May 23, 2007 — Reuters: The war in Iraq is killing nine civilian contractors a week on average, roughly three times the rate of last year, and U.S. government statistics show that non-Americans do most of the dying.

No single government agency keeps track of how many nationalities work alongside the U.S. military but officials say the overwhelming majority are Iraqis and TCNs (third country nationals) from developing nations as far apart as Chile and Nepal, Colombia and India, Fiji and El Salvador.

They also come from the Philippines. Reuters mentions the “official” count of 7,000, but some estimate the number of Filipino workers to be as large as 20,000. In fact, of the 120,000 or so contractors working in Iraq, perhaps two-thirds or more are referred to as third country nationals, or TCNs.

TCNs flooded in for work after the 2003 invasion. The money was sometimes better than they could make elsewhere, between $400 to $800 a month. Many were recruited by Mideastern subcontractors in a labyrinthian hiring practice.

Because of the dangers, the Philippines, India and Nepal all imposed labor bans on their workers traveling to Iraq. Some laborers went for the money and were smuggled in by their employers. Others were coerced and pressured after paying high recruitment fees for jobs in countries neighboring Iraq. Some had their work contracts sold from employer to employer.

Filipinos make up one of the largest single groups — 7,000 by one count — and have been among the most vocal in complaining over disparity of pay and of working conditions inferior to those of contractors from the United States and other Western countries.

__EXERCISE INSTRUCTIONS__.
a: Name every developing nation that the excerpt on contractors in Iraq lists as a source of third country nationals working alongside the U.S. military.
b: In the excerpt on contractors in Iraq, turn the paragraph beginning "Because of the dangers" into a short bulleted list that keeps its main facts.

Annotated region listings
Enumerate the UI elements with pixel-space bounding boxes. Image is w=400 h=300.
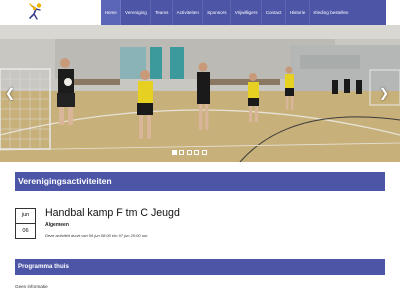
- nav-item-teams[interactable]: Teams: [151, 0, 174, 25]
- nav-item-historie[interactable]: Historie: [286, 0, 310, 25]
- carousel-dot-4[interactable]: [194, 150, 200, 155]
- carousel-dot-2[interactable]: [179, 150, 185, 155]
- nav-item-contact[interactable]: Contact: [262, 0, 287, 25]
- carousel-dot-1[interactable]: [172, 150, 177, 155]
- chevron-left-icon[interactable]: ❮: [5, 87, 15, 99]
- carousel-slide-image: [0, 25, 400, 162]
- activity-month: jun: [21, 212, 30, 218]
- activity-day: 06: [22, 228, 29, 234]
- nav-item-vereniging[interactable]: Vereniging: [121, 0, 152, 25]
- carousel-dot-3[interactable]: [186, 150, 192, 155]
- program-empty-text: Geen informatie: [15, 284, 48, 289]
- main-navigation: Home Vereniging Teams Activiteiten Sponsors V…: [101, 0, 386, 25]
- top-bar: Home Vereniging Teams Activiteiten Sponsors V…: [0, 0, 400, 25]
- date-divider: [16, 223, 35, 224]
- activity-duration-note: Deze activiteit duurt van 06 jun 08:00 t…: [45, 233, 148, 238]
- activities-heading: Verenigingsactiviteiten: [15, 172, 385, 191]
- activity-title[interactable]: Handbal kamp F tm C Jeugd: [45, 207, 180, 219]
- nav-item-kleding-bestellen[interactable]: Kleding bestellen: [310, 0, 352, 25]
- nav-item-activiteiten[interactable]: Activiteiten: [173, 0, 204, 25]
- chevron-right-icon[interactable]: ❯: [379, 87, 389, 99]
- activity-date-badge: jun 06: [15, 208, 36, 239]
- nav-item-vrijwilligers[interactable]: Vrijwilligers: [231, 0, 263, 25]
- carousel-indicators: [172, 150, 207, 155]
- nav-item-home[interactable]: Home: [101, 0, 122, 25]
- photo-carousel: ❮ ❯: [0, 25, 400, 162]
- activity-category: Algemeen: [45, 222, 69, 228]
- nav-item-sponsors[interactable]: Sponsors: [203, 0, 232, 25]
- carousel-dot-5[interactable]: [201, 150, 207, 155]
- handball-player-logo-icon[interactable]: [24, 2, 46, 22]
- program-heading: Programma thuis: [15, 259, 385, 275]
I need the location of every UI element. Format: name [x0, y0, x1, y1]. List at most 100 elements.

__PROBLEM SOLUTIONS__.
a: Chile, Nepal, Colombia, India, Fiji, El Salvador

b:
- The Philippines, India and Nepal banned their workers from traveling to Iraq because of the dangers.
- Some laborers went for the money and were smuggled in by their employers.
- Others were coerced and pressured after paying high recruitment fees for jobs in countries neighboring Iraq.
- Some had their work contracts sold from employer to employer.